[Records excerpted from a collection]

════════

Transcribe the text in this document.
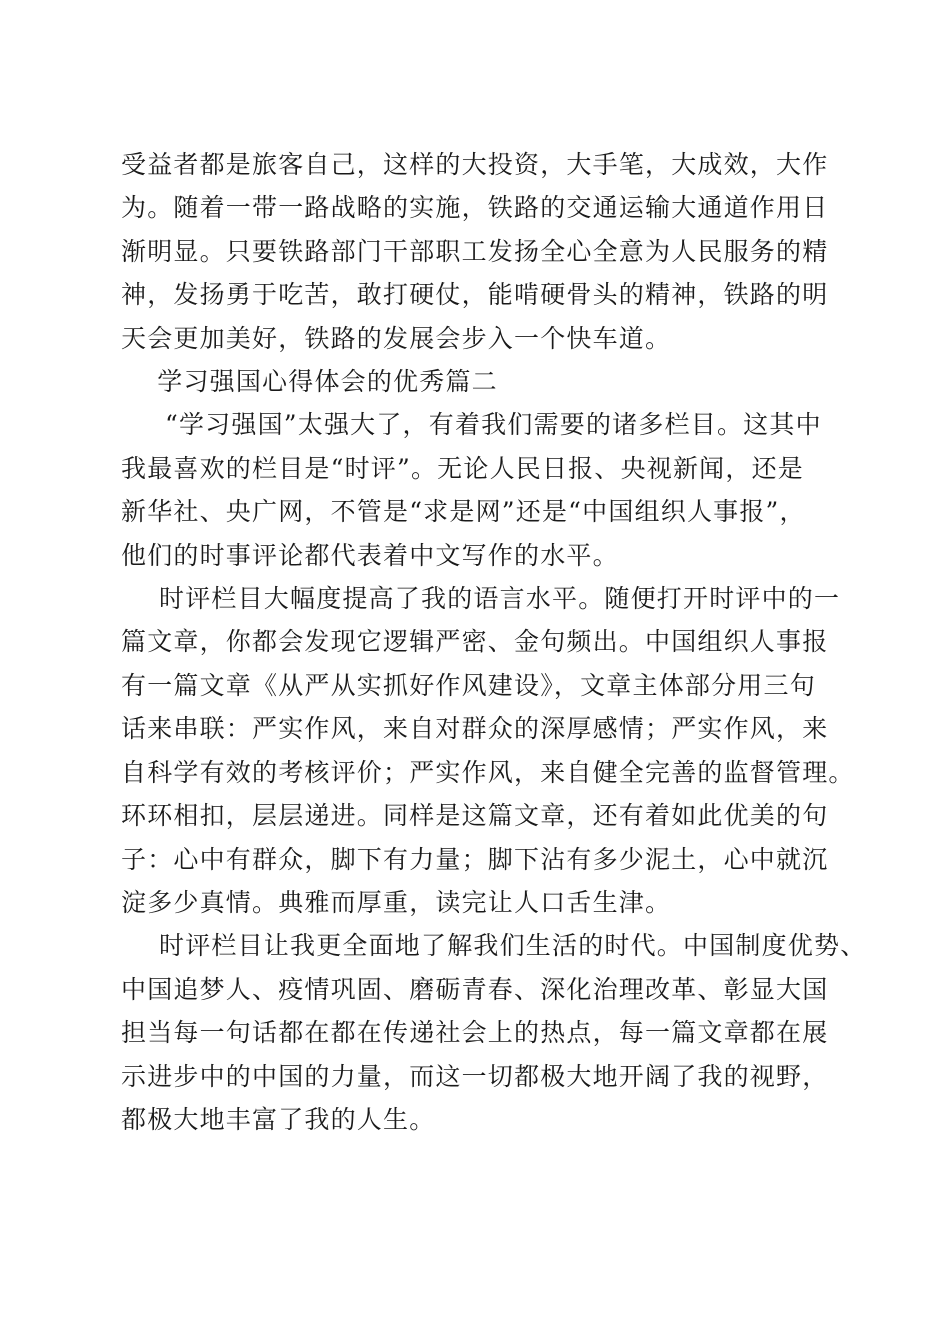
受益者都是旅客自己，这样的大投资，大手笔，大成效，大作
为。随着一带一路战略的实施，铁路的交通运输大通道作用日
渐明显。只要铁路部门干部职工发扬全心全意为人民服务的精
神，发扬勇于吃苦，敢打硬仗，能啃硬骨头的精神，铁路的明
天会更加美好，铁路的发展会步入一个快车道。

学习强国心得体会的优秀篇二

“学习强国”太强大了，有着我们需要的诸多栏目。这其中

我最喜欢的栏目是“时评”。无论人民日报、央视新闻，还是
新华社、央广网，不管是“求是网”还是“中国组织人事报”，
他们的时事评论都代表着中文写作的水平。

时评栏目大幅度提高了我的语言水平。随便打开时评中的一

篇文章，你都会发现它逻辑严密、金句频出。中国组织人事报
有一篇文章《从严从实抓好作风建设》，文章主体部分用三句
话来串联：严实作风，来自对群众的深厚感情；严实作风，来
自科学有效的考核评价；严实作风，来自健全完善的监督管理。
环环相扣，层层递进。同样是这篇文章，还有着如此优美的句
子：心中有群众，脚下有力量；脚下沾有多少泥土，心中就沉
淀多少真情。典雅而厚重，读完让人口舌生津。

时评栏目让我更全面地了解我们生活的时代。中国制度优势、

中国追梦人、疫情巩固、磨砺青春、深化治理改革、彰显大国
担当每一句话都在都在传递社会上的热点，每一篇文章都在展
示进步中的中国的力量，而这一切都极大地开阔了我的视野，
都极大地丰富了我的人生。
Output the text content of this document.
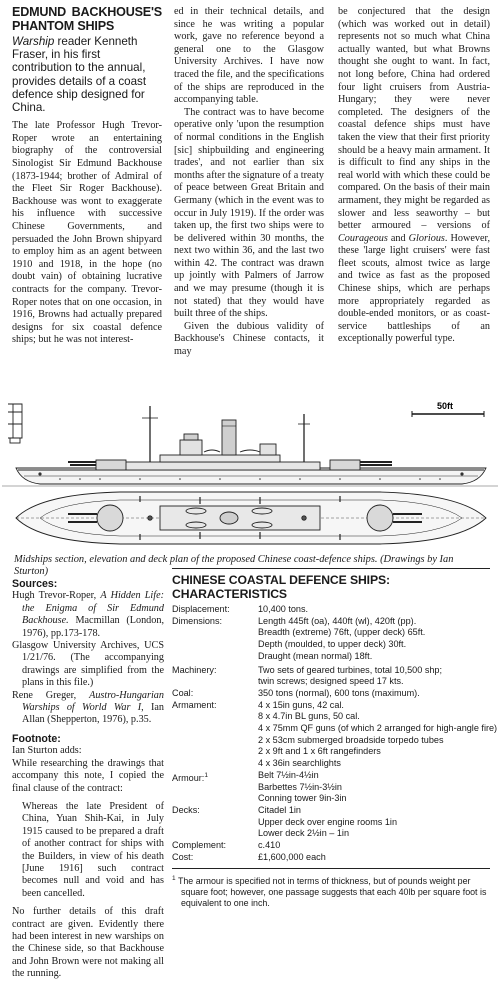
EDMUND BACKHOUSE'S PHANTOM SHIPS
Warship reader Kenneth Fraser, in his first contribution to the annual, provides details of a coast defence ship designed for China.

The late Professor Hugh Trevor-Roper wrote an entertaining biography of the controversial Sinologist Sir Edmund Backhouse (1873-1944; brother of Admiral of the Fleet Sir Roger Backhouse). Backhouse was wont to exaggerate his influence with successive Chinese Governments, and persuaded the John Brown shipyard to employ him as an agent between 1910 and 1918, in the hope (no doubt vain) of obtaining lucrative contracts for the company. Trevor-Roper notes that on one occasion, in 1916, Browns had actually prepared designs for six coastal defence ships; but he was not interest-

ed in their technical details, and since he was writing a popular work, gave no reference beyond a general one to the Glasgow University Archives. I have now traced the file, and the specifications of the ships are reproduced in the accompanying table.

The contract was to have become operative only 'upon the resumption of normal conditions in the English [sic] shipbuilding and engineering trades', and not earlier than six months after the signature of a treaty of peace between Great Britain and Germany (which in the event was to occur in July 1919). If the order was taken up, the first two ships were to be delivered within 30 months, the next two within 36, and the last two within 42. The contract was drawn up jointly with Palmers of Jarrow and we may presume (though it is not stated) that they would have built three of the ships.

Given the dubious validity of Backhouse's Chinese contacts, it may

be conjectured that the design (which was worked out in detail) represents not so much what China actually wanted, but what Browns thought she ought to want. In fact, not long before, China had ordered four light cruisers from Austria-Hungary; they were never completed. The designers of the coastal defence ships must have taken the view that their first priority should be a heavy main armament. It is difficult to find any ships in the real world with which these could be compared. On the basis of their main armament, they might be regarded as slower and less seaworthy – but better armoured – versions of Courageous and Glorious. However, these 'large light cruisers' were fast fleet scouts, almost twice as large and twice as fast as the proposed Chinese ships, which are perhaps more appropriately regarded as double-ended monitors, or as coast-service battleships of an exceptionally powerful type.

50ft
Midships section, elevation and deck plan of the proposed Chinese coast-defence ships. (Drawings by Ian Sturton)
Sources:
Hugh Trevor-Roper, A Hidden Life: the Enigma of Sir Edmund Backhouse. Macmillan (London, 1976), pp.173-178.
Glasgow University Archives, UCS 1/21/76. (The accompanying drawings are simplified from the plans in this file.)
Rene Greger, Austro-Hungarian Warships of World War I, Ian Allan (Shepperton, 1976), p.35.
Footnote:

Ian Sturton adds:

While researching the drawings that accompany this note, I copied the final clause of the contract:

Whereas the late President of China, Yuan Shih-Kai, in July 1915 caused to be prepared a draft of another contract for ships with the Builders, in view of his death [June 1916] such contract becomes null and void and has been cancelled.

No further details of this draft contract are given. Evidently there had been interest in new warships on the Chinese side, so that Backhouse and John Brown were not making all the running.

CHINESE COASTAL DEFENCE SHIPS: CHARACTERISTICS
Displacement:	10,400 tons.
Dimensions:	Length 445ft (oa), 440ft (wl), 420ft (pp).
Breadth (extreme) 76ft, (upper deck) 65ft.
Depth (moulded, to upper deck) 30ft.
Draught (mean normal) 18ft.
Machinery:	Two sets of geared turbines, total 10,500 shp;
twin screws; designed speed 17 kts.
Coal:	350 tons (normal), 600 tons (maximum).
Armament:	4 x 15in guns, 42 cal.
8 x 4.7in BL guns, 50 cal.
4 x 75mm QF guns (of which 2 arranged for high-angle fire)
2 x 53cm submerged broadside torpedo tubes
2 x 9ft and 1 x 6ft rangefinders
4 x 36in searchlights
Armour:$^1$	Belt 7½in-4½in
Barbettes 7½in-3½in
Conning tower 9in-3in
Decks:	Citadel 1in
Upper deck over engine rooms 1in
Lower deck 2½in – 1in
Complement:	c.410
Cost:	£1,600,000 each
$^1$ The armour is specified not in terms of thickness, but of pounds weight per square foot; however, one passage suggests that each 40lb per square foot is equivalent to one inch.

════════

> **Instruction**: Nothing in the entries above should change when they are printed again, except that the pictures are dropped.

> **Exercise answer**:
Transcribe the text in this document.
受益者都是旅客自己，这样的大投资，大手笔，大成效，大作
为。随着一带一路战略的实施，铁路的交通运输大通道作用日
渐明显。只要铁路部门干部职工发扬全心全意为人民服务的精
神，发扬勇于吃苦，敢打硬仗，能啃硬骨头的精神，铁路的明
天会更加美好，铁路的发展会步入一个快车道。

学习强国心得体会的优秀篇二

“学习强国”太强大了，有着我们需要的诸多栏目。这其中

我最喜欢的栏目是“时评”。无论人民日报、央视新闻，还是
新华社、央广网，不管是“求是网”还是“中国组织人事报”，
他们的时事评论都代表着中文写作的水平。

时评栏目大幅度提高了我的语言水平。随便打开时评中的一

篇文章，你都会发现它逻辑严密、金句频出。中国组织人事报
有一篇文章《从严从实抓好作风建设》，文章主体部分用三句
话来串联：严实作风，来自对群众的深厚感情；严实作风，来
自科学有效的考核评价；严实作风，来自健全完善的监督管理。
环环相扣，层层递进。同样是这篇文章，还有着如此优美的句
子：心中有群众，脚下有力量；脚下沾有多少泥土，心中就沉
淀多少真情。典雅而厚重，读完让人口舌生津。

时评栏目让我更全面地了解我们生活的时代。中国制度优势、

中国追梦人、疫情巩固、磨砺青春、深化治理改革、彰显大国
担当每一句话都在都在传递社会上的热点，每一篇文章都在展
示进步中的中国的力量，而这一切都极大地开阔了我的视野，
都极大地丰富了我的人生。
Output the text content of this document.
EDMUND BACKHOUSE'S PHANTOM SHIPS
Warship reader Kenneth Fraser, in his first contribution to the annual, provides details of a coast defence ship designed for China.

The late Professor Hugh Trevor-Roper wrote an entertaining biography of the controversial Sinologist Sir Edmund Backhouse (1873-1944; brother of Admiral of the Fleet Sir Roger Backhouse). Backhouse was wont to exaggerate his influence with successive Chinese Governments, and persuaded the John Brown shipyard to employ him as an agent between 1910 and 1918, in the hope (no doubt vain) of obtaining lucrative contracts for the company. Trevor-Roper notes that on one occasion, in 1916, Browns had actually prepared designs for six coastal defence ships; but he was not interest-

ed in their technical details, and since he was writing a popular work, gave no reference beyond a general one to the Glasgow University Archives. I have now traced the file, and the specifications of the ships are reproduced in the accompanying table.

The contract was to have become operative only 'upon the resumption of normal conditions in the English [sic] shipbuilding and engineering trades', and not earlier than six months after the signature of a treaty of peace between Great Britain and Germany (which in the event was to occur in July 1919). If the order was taken up, the first two ships were to be delivered within 30 months, the next two within 36, and the last two within 42. The contract was drawn up jointly with Palmers of Jarrow and we may presume (though it is not stated) that they would have built three of the ships.

Given the dubious validity of Backhouse's Chinese contacts, it may

be conjectured that the design (which was worked out in detail) represents not so much what China actually wanted, but what Browns thought she ought to want. In fact, not long before, China had ordered four light cruisers from Austria-Hungary; they were never completed. The designers of the coastal defence ships must have taken the view that their first priority should be a heavy main armament. It is difficult to find any ships in the real world with which these could be compared. On the basis of their main armament, they might be regarded as slower and less seaworthy – but better armoured – versions of Courageous and Glorious. However, these 'large light cruisers' were fast fleet scouts, almost twice as large and twice as fast as the proposed Chinese ships, which are perhaps more appropriately regarded as double-ended monitors, or as coast-service battleships of an exceptionally powerful type.

50ft
Midships section, elevation and deck plan of the proposed Chinese coast-defence ships. (Drawings by Ian Sturton)
Sources:
Hugh Trevor-Roper, A Hidden Life: the Enigma of Sir Edmund Backhouse. Macmillan (London, 1976), pp.173-178.
Glasgow University Archives, UCS 1/21/76. (The accompanying drawings are simplified from the plans in this file.)
Rene Greger, Austro-Hungarian Warships of World War I, Ian Allan (Shepperton, 1976), p.35.
Footnote:

Ian Sturton adds:

While researching the drawings that accompany this note, I copied the final clause of the contract:

Whereas the late President of China, Yuan Shih-Kai, in July 1915 caused to be prepared a draft of another contract for ships with the Builders, in view of his death [June 1916] such contract becomes null and void and has been cancelled.

No further details of this draft contract are given. Evidently there had been interest in new warships on the Chinese side, so that Backhouse and John Brown were not making all the running.

CHINESE COASTAL DEFENCE SHIPS: CHARACTERISTICS
Displacement:	10,400 tons.
Dimensions:	Length 445ft (oa), 440ft (wl), 420ft (pp).
Breadth (extreme) 76ft, (upper deck) 65ft.
Depth (moulded, to upper deck) 30ft.
Draught (mean normal) 18ft.
Machinery:	Two sets of geared turbines, total 10,500 shp;
twin screws; designed speed 17 kts.
Coal:	350 tons (normal), 600 tons (maximum).
Armament:	4 x 15in guns, 42 cal.
8 x 4.7in BL guns, 50 cal.
4 x 75mm QF guns (of which 2 arranged for high-angle fire)
2 x 53cm submerged broadside torpedo tubes
2 x 9ft and 1 x 6ft rangefinders
4 x 36in searchlights
Armour:$^1$	Belt 7½in-4½in
Barbettes 7½in-3½in
Conning tower 9in-3in
Decks:	Citadel 1in
Upper deck over engine rooms 1in
Lower deck 2½in – 1in
Complement:	c.410
Cost:	£1,600,000 each
$^1$ The armour is specified not in terms of thickness, but of pounds weight per square foot; however, one passage suggests that each 40lb per square foot is equivalent to one inch.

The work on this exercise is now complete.